→ **Request**
Copy out the entries below precisely; nothing is to be omitted.

→ **Task data**
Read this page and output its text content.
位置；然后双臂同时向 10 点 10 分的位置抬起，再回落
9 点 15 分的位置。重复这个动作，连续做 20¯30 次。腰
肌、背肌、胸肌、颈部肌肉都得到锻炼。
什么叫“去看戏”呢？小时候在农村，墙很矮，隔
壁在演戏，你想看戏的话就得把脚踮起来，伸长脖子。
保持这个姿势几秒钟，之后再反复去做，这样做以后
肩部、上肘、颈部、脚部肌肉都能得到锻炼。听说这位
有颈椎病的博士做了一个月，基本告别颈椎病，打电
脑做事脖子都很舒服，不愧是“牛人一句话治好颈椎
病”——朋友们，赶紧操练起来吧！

→ **Solved exercise**
Read this page and output its text content.
位置；然后双臂同时向 10 点 10 分的位置抬起，再回落
9 点 15 分的位置。重复这个动作，连续做 20¯30 次。腰
肌、背肌、胸肌、颈部肌肉都得到锻炼。
什么叫“去看戏”呢？小时候在农村，墙很矮，隔
壁在演戏，你想看戏的话就得把脚踮起来，伸长脖子。
保持这个姿势几秒钟，之后再反复去做，这样做以后
肩部、上肘、颈部、脚部肌肉都能得到锻炼。听说这位
有颈椎病的博士做了一个月，基本告别颈椎病，打电
脑做事脖子都很舒服，不愧是“牛人一句话治好颈椎
病”——朋友们，赶紧操练起来吧！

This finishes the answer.